Omit every picture while repeating the entries exactly.

:: Given information ::

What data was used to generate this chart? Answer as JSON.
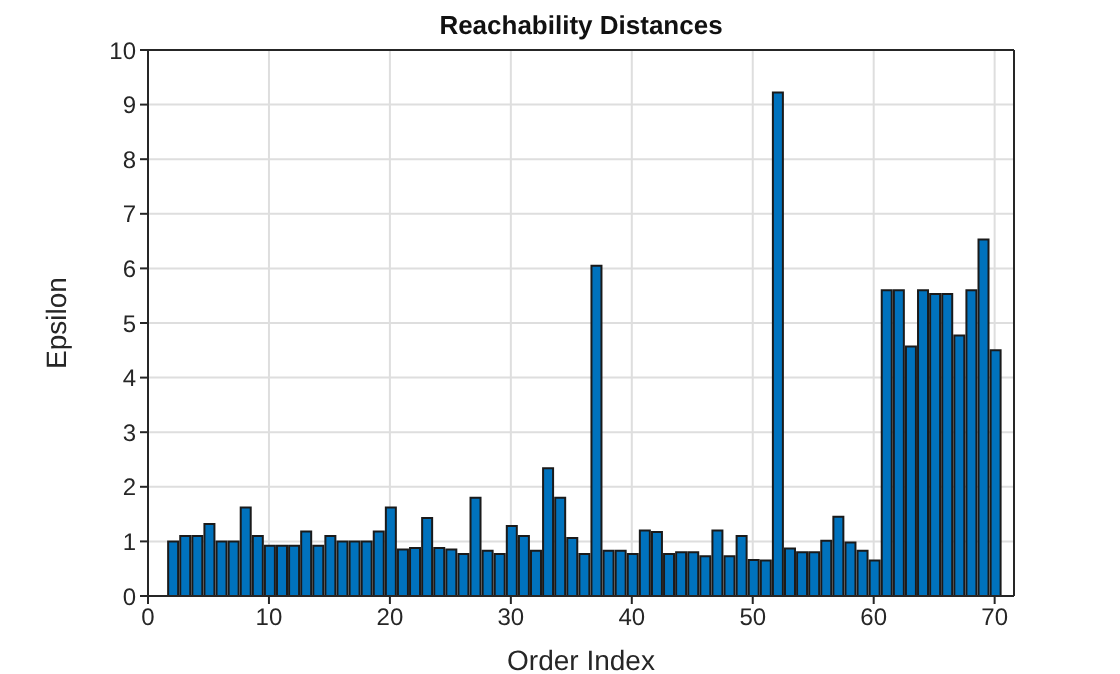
{
  "chart_data": {
    "type": "bar",
    "title": "Reachability Distances",
    "xlabel": "Order Index",
    "ylabel": "Epsilon",
    "x": [
      2,
      3,
      4,
      5,
      6,
      7,
      8,
      9,
      10,
      11,
      12,
      13,
      14,
      15,
      16,
      17,
      18,
      19,
      20,
      21,
      22,
      23,
      24,
      25,
      26,
      27,
      28,
      29,
      30,
      31,
      32,
      33,
      34,
      35,
      36,
      37,
      38,
      39,
      40,
      41,
      42,
      43,
      44,
      45,
      46,
      47,
      48,
      49,
      50,
      51,
      52,
      53,
      54,
      55,
      56,
      57,
      58,
      59,
      60,
      61,
      62,
      63,
      64,
      65,
      66,
      67,
      68,
      69,
      70
    ],
    "values": [
      1.0,
      1.1,
      1.1,
      1.32,
      1.0,
      1.0,
      1.62,
      1.1,
      0.92,
      0.92,
      0.92,
      1.18,
      0.92,
      1.1,
      1.0,
      1.0,
      1.0,
      1.18,
      1.62,
      0.85,
      0.88,
      1.43,
      0.88,
      0.85,
      0.77,
      1.8,
      0.83,
      0.77,
      1.28,
      1.1,
      0.83,
      2.34,
      1.8,
      1.06,
      0.77,
      6.05,
      0.83,
      0.83,
      0.77,
      1.2,
      1.17,
      0.77,
      0.8,
      0.8,
      0.73,
      1.2,
      0.73,
      1.1,
      0.66,
      0.65,
      9.22,
      0.87,
      0.8,
      0.8,
      1.01,
      1.45,
      0.98,
      0.83,
      0.65,
      5.6,
      5.6,
      4.57,
      5.6,
      5.53,
      5.53,
      4.77,
      5.6,
      6.53,
      4.5
    ],
    "color": "#0072bd",
    "xlim": [
      0,
      71.6
    ],
    "xticks": [
      0,
      10,
      20,
      30,
      40,
      50,
      60,
      70
    ],
    "ylim": [
      0,
      10
    ],
    "yticks": [
      0,
      1,
      2,
      3,
      4,
      5,
      6,
      7,
      8,
      9,
      10
    ],
    "grid": true
  }
}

:::

== Exercise answer ==
What data was used to generate this chart? Answer as JSON.
{
  "chart_data": {
    "type": "bar",
    "title": "Reachability Distances",
    "xlabel": "Order Index",
    "ylabel": "Epsilon",
    "x": [
      2,
      3,
      4,
      5,
      6,
      7,
      8,
      9,
      10,
      11,
      12,
      13,
      14,
      15,
      16,
      17,
      18,
      19,
      20,
      21,
      22,
      23,
      24,
      25,
      26,
      27,
      28,
      29,
      30,
      31,
      32,
      33,
      34,
      35,
      36,
      37,
      38,
      39,
      40,
      41,
      42,
      43,
      44,
      45,
      46,
      47,
      48,
      49,
      50,
      51,
      52,
      53,
      54,
      55,
      56,
      57,
      58,
      59,
      60,
      61,
      62,
      63,
      64,
      65,
      66,
      67,
      68,
      69,
      70
    ],
    "values": [
      1.0,
      1.1,
      1.1,
      1.32,
      1.0,
      1.0,
      1.62,
      1.1,
      0.92,
      0.92,
      0.92,
      1.18,
      0.92,
      1.1,
      1.0,
      1.0,
      1.0,
      1.18,
      1.62,
      0.85,
      0.88,
      1.43,
      0.88,
      0.85,
      0.77,
      1.8,
      0.83,
      0.77,
      1.28,
      1.1,
      0.83,
      2.34,
      1.8,
      1.06,
      0.77,
      6.05,
      0.83,
      0.83,
      0.77,
      1.2,
      1.17,
      0.77,
      0.8,
      0.8,
      0.73,
      1.2,
      0.73,
      1.1,
      0.66,
      0.65,
      9.22,
      0.87,
      0.8,
      0.8,
      1.01,
      1.45,
      0.98,
      0.83,
      0.65,
      5.6,
      5.6,
      4.57,
      5.6,
      5.53,
      5.53,
      4.77,
      5.6,
      6.53,
      4.5
    ],
    "color": "#0072bd",
    "xlim": [
      0,
      71.6
    ],
    "xticks": [
      0,
      10,
      20,
      30,
      40,
      50,
      60,
      70
    ],
    "ylim": [
      0,
      10
    ],
    "yticks": [
      0,
      1,
      2,
      3,
      4,
      5,
      6,
      7,
      8,
      9,
      10
    ],
    "grid": true
  }
}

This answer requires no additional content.